_DIRECTIONS_
Count the lines in the records below that contain the string "badge". Give only the number.
++++++++++++++++++++
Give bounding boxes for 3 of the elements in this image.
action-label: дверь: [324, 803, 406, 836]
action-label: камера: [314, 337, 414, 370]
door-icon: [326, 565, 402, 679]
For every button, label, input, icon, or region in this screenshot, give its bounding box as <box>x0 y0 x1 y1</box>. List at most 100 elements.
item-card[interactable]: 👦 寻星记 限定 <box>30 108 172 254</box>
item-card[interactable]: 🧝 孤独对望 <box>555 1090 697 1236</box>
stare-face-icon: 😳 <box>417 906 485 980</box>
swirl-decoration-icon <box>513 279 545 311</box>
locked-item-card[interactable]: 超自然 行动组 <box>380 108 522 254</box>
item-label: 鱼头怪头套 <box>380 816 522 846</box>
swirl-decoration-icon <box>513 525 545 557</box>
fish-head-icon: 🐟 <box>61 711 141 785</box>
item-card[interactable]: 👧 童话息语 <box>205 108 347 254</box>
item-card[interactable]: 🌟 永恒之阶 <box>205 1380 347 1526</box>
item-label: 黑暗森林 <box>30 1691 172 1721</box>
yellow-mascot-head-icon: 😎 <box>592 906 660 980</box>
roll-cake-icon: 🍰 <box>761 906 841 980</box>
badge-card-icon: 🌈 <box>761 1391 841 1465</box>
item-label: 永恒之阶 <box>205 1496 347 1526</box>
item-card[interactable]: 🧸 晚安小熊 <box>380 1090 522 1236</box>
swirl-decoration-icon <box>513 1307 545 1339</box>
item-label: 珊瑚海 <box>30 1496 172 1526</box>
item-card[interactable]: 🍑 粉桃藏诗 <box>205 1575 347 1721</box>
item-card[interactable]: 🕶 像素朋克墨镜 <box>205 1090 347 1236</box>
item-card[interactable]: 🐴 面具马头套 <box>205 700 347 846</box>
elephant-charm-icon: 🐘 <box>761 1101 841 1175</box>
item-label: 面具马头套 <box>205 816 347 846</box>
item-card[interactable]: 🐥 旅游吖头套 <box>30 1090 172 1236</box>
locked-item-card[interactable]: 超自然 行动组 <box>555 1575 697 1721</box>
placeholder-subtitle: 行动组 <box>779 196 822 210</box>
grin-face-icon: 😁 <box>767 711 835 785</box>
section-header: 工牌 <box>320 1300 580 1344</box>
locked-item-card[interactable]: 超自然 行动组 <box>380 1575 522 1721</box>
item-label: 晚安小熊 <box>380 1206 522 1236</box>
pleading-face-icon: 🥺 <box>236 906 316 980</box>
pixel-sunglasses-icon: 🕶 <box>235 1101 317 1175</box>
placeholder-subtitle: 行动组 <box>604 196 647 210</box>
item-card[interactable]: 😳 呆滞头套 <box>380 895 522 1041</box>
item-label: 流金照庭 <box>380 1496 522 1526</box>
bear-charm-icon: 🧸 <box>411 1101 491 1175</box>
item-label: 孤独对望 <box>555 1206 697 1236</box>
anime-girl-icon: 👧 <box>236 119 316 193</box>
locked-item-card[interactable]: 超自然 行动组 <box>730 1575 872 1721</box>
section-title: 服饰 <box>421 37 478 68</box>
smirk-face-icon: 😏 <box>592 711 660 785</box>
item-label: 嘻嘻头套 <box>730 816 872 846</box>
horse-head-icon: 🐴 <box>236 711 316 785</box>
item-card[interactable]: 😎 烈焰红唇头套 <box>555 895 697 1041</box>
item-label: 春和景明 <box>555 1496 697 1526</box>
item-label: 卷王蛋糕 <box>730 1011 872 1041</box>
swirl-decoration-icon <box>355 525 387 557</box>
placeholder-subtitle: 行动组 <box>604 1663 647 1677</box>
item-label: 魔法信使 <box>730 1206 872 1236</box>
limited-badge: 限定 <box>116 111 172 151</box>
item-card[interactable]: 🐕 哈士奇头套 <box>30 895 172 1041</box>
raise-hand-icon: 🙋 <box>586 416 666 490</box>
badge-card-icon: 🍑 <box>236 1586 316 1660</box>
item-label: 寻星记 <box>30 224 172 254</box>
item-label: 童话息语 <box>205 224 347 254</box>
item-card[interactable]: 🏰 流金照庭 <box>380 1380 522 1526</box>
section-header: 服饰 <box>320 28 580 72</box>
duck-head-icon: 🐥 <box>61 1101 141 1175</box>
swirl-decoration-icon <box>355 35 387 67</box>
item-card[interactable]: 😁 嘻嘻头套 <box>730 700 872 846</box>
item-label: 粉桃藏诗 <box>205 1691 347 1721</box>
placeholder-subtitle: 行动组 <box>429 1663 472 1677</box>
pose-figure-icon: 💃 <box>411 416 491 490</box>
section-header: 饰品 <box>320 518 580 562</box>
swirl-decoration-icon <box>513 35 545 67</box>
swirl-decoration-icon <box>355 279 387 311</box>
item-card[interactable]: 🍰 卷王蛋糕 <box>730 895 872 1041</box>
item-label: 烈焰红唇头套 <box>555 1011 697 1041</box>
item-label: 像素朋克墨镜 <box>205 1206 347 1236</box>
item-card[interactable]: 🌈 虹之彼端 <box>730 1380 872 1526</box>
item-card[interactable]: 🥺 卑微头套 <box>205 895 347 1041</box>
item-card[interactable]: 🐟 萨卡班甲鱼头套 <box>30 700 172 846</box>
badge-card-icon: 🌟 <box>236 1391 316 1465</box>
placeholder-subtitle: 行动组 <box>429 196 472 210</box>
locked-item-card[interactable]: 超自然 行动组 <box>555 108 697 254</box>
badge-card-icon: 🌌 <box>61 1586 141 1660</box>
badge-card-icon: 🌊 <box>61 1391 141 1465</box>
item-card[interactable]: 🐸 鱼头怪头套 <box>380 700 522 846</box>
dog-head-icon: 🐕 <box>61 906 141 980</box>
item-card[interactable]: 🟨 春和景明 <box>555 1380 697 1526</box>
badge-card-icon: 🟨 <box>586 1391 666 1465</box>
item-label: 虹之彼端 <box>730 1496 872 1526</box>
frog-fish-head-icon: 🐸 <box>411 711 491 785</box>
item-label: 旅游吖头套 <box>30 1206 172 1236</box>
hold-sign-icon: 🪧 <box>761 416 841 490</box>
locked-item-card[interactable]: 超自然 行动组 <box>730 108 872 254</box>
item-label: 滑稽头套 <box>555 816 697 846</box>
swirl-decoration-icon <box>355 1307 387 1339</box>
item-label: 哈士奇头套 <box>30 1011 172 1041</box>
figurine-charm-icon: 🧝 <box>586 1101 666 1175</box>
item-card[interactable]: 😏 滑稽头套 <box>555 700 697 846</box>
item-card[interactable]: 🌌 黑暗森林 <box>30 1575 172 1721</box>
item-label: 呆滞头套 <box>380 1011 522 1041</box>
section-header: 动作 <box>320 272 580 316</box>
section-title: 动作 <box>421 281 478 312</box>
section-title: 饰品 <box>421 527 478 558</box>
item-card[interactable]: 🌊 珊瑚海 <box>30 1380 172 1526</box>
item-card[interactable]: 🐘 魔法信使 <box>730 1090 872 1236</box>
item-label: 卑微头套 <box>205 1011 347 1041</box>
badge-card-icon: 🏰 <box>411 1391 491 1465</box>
++++++++++++++++++++
_WRITTEN SOLUTION_
8